Stated task:
Copy each line that has the string "семьи" somewhere in it.

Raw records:
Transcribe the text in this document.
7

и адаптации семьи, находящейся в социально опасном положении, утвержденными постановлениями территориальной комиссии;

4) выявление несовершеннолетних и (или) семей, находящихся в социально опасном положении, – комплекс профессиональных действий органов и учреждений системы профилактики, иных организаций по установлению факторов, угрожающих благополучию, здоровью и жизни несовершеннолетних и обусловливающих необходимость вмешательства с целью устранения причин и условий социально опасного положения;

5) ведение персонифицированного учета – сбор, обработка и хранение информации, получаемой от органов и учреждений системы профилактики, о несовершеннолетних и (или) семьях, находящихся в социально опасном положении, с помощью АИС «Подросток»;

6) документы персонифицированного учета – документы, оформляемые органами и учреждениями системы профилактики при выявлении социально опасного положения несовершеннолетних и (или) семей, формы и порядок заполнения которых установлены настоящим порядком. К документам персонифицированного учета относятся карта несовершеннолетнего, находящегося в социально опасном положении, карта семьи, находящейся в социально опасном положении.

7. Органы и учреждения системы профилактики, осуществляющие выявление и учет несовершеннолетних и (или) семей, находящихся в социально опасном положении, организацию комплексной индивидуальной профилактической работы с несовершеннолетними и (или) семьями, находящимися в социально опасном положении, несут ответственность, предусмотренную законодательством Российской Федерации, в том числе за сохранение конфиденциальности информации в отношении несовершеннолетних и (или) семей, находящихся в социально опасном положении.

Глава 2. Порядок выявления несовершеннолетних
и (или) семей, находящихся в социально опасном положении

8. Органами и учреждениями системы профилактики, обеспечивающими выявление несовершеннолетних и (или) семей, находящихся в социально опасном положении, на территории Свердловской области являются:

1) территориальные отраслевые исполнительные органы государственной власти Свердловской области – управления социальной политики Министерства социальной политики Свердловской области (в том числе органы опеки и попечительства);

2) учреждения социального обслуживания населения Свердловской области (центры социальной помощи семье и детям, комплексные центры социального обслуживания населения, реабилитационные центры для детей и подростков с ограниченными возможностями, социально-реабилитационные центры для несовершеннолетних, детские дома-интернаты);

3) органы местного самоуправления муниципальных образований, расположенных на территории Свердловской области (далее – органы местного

Response:
и адаптации семьи, находящейся в социально опасном положении, утвержденными постановлениями территориальной комиссии;
6) документы персонифицированного учета – документы, оформляемые органами и учреждениями системы профилактики при выявлении социально опасного положения несовершеннолетних и (или) семей, формы и порядок заполнения которых установлены настоящим порядком. К документам персонифицированного учета относятся карта несовершеннолетнего, находящегося в социально опасном положении, карта семьи, находящейся в социально опасном положении.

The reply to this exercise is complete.